> Stated task: Each line of the material must be returned exactly.

——————————

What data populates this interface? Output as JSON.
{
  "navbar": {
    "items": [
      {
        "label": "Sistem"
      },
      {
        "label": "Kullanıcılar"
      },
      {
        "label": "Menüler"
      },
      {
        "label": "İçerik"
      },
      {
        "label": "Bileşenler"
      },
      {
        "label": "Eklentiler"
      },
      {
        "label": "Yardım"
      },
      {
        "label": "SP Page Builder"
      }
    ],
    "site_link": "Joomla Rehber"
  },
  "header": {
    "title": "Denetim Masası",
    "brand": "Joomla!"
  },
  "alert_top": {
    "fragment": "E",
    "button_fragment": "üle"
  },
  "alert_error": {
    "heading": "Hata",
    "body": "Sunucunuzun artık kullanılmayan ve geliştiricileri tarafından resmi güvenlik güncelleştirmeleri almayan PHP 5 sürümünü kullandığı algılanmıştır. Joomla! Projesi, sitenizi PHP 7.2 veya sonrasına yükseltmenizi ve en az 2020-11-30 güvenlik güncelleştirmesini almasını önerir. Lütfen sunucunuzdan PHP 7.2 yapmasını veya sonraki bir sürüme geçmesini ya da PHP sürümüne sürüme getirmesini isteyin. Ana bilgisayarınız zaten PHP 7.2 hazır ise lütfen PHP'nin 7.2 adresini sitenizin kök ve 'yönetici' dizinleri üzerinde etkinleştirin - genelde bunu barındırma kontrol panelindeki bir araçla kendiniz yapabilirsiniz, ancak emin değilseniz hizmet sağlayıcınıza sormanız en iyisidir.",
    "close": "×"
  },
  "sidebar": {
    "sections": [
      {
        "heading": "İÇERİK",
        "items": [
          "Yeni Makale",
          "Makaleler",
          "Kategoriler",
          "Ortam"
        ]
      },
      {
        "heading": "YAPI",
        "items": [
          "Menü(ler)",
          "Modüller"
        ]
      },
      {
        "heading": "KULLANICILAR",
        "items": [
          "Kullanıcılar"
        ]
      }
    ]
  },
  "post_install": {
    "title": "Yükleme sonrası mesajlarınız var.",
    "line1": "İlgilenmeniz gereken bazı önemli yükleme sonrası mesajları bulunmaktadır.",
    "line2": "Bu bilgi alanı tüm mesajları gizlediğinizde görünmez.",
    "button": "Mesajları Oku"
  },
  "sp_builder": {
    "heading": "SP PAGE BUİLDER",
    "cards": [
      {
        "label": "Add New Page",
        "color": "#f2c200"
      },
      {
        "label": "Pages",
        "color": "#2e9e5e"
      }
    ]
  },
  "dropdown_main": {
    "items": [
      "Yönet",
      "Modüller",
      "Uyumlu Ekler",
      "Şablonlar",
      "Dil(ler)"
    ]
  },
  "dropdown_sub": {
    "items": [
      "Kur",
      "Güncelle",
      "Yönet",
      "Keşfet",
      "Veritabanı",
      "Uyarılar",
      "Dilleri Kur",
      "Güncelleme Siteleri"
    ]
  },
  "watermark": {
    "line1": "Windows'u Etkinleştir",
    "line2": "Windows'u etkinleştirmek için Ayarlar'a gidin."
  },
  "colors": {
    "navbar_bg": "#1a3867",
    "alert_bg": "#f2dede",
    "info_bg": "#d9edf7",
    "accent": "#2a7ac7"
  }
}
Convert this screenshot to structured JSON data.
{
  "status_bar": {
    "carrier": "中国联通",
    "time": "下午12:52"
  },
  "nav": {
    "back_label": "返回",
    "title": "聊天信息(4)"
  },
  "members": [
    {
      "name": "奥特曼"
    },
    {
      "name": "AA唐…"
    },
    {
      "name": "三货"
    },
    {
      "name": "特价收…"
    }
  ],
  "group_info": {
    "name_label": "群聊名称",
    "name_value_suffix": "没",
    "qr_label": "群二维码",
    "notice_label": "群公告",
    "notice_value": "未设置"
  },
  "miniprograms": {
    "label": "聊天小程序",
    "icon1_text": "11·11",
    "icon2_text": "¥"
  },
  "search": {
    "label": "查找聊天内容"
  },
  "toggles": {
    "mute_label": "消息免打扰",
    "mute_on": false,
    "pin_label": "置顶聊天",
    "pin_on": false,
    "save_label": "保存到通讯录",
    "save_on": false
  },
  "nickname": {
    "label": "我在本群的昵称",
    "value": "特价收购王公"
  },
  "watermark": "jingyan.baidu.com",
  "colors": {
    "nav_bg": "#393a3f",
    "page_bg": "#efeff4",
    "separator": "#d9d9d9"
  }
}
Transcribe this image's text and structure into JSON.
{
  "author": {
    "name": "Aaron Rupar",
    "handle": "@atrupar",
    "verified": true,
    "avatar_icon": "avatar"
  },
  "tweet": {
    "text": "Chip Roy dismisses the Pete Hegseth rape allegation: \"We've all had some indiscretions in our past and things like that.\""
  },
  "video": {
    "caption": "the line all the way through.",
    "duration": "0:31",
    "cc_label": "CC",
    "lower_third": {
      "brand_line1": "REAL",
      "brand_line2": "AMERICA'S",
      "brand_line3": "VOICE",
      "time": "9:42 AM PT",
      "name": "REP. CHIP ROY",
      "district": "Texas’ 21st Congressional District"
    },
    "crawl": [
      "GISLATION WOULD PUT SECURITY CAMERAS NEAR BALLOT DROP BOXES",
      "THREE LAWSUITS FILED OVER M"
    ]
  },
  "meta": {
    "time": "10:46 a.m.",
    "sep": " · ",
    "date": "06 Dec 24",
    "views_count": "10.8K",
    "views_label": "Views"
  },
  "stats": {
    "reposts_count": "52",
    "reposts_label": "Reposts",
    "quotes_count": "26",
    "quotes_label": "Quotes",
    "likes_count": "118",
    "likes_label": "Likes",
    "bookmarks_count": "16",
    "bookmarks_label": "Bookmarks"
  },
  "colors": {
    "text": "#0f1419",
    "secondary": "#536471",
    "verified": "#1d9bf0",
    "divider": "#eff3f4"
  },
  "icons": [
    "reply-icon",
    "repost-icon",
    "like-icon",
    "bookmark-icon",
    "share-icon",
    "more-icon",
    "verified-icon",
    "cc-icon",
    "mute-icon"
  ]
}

——————————

> Exercise solution:
What data populates this interface? Output as JSON.
{
  "navbar": {
    "items": [
      {
        "label": "Sistem"
      },
      {
        "label": "Kullanıcılar"
      },
      {
        "label": "Menüler"
      },
      {
        "label": "İçerik"
      },
      {
        "label": "Bileşenler"
      },
      {
        "label": "Eklentiler"
      },
      {
        "label": "Yardım"
      },
      {
        "label": "SP Page Builder"
      }
    ],
    "site_link": "Joomla Rehber"
  },
  "header": {
    "title": "Denetim Masası",
    "brand": "Joomla!"
  },
  "alert_top": {
    "fragment": "E",
    "button_fragment": "üle"
  },
  "alert_error": {
    "heading": "Hata",
    "body": "Sunucunuzun artık kullanılmayan ve geliştiricileri tarafından resmi güvenlik güncelleştirmeleri almayan PHP 5 sürümünü kullandığı algılanmıştır. Joomla! Projesi, sitenizi PHP 7.2 veya sonrasına yükseltmenizi ve en az 2020-11-30 güvenlik güncelleştirmesini almasını önerir. Lütfen sunucunuzdan PHP 7.2 yapmasını veya sonraki bir sürüme geçmesini ya da PHP sürümüne sürüme getirmesini isteyin. Ana bilgisayarınız zaten PHP 7.2 hazır ise lütfen PHP'nin 7.2 adresini sitenizin kök ve 'yönetici' dizinleri üzerinde etkinleştirin - genelde bunu barındırma kontrol panelindeki bir araçla kendiniz yapabilirsiniz, ancak emin değilseniz hizmet sağlayıcınıza sormanız en iyisidir.",
    "close": "×"
  },
  "sidebar": {
    "sections": [
      {
        "heading": "İÇERİK",
        "items": [
          "Yeni Makale",
          "Makaleler",
          "Kategoriler",
          "Ortam"
        ]
      },
      {
        "heading": "YAPI",
        "items": [
          "Menü(ler)",
          "Modüller"
        ]
      },
      {
        "heading": "KULLANICILAR",
        "items": [
          "Kullanıcılar"
        ]
      }
    ]
  },
  "post_install": {
    "title": "Yükleme sonrası mesajlarınız var.",
    "line1": "İlgilenmeniz gereken bazı önemli yükleme sonrası mesajları bulunmaktadır.",
    "line2": "Bu bilgi alanı tüm mesajları gizlediğinizde görünmez.",
    "button": "Mesajları Oku"
  },
  "sp_builder": {
    "heading": "SP PAGE BUİLDER",
    "cards": [
      {
        "label": "Add New Page",
        "color": "#f2c200"
      },
      {
        "label": "Pages",
        "color": "#2e9e5e"
      }
    ]
  },
  "dropdown_main": {
    "items": [
      "Yönet",
      "Modüller",
      "Uyumlu Ekler",
      "Şablonlar",
      "Dil(ler)"
    ]
  },
  "dropdown_sub": {
    "items": [
      "Kur",
      "Güncelle",
      "Yönet",
      "Keşfet",
      "Veritabanı",
      "Uyarılar",
      "Dilleri Kur",
      "Güncelleme Siteleri"
    ]
  },
  "watermark": {
    "line1": "Windows'u Etkinleştir",
    "line2": "Windows'u etkinleştirmek için Ayarlar'a gidin."
  },
  "colors": {
    "navbar_bg": "#1a3867",
    "alert_bg": "#f2dede",
    "info_bg": "#d9edf7",
    "accent": "#2a7ac7"
  }
}
Convert this screenshot to structured JSON data.
{
  "status_bar": {
    "carrier": "中国联通",
    "time": "下午12:52"
  },
  "nav": {
    "back_label": "返回",
    "title": "聊天信息(4)"
  },
  "members": [
    {
      "name": "奥特曼"
    },
    {
      "name": "AA唐…"
    },
    {
      "name": "三货"
    },
    {
      "name": "特价收…"
    }
  ],
  "group_info": {
    "name_label": "群聊名称",
    "name_value_suffix": "没",
    "qr_label": "群二维码",
    "notice_label": "群公告",
    "notice_value": "未设置"
  },
  "miniprograms": {
    "label": "聊天小程序",
    "icon1_text": "11·11",
    "icon2_text": "¥"
  },
  "search": {
    "label": "查找聊天内容"
  },
  "toggles": {
    "mute_label": "消息免打扰",
    "mute_on": false,
    "pin_label": "置顶聊天",
    "pin_on": false,
    "save_label": "保存到通讯录",
    "save_on": false
  },
  "nickname": {
    "label": "我在本群的昵称",
    "value": "特价收购王公"
  },
  "watermark": "jingyan.baidu.com",
  "colors": {
    "nav_bg": "#393a3f",
    "page_bg": "#efeff4",
    "separator": "#d9d9d9"
  }
}
Transcribe this image's text and structure into JSON.
{
  "author": {
    "name": "Aaron Rupar",
    "handle": "@atrupar",
    "verified": true,
    "avatar_icon": "avatar"
  },
  "tweet": {
    "text": "Chip Roy dismisses the Pete Hegseth rape allegation: \"We've all had some indiscretions in our past and things like that.\""
  },
  "video": {
    "caption": "the line all the way through.",
    "duration": "0:31",
    "cc_label": "CC",
    "lower_third": {
      "brand_line1": "REAL",
      "brand_line2": "AMERICA'S",
      "brand_line3": "VOICE",
      "time": "9:42 AM PT",
      "name": "REP. CHIP ROY",
      "district": "Texas’ 21st Congressional District"
    },
    "crawl": [
      "GISLATION WOULD PUT SECURITY CAMERAS NEAR BALLOT DROP BOXES",
      "THREE LAWSUITS FILED OVER M"
    ]
  },
  "meta": {
    "time": "10:46 a.m.",
    "sep": " · ",
    "date": "06 Dec 24",
    "views_count": "10.8K",
    "views_label": "Views"
  },
  "stats": {
    "reposts_count": "52",
    "reposts_label": "Reposts",
    "quotes_count": "26",
    "quotes_label": "Quotes",
    "likes_count": "118",
    "likes_label": "Likes",
    "bookmarks_count": "16",
    "bookmarks_label": "Bookmarks"
  },
  "colors": {
    "text": "#0f1419",
    "secondary": "#536471",
    "verified": "#1d9bf0",
    "divider": "#eff3f4"
  },
  "icons": [
    "reply-icon",
    "repost-icon",
    "like-icon",
    "bookmark-icon",
    "share-icon",
    "more-icon",
    "verified-icon",
    "cc-icon",
    "mute-icon"
  ]
}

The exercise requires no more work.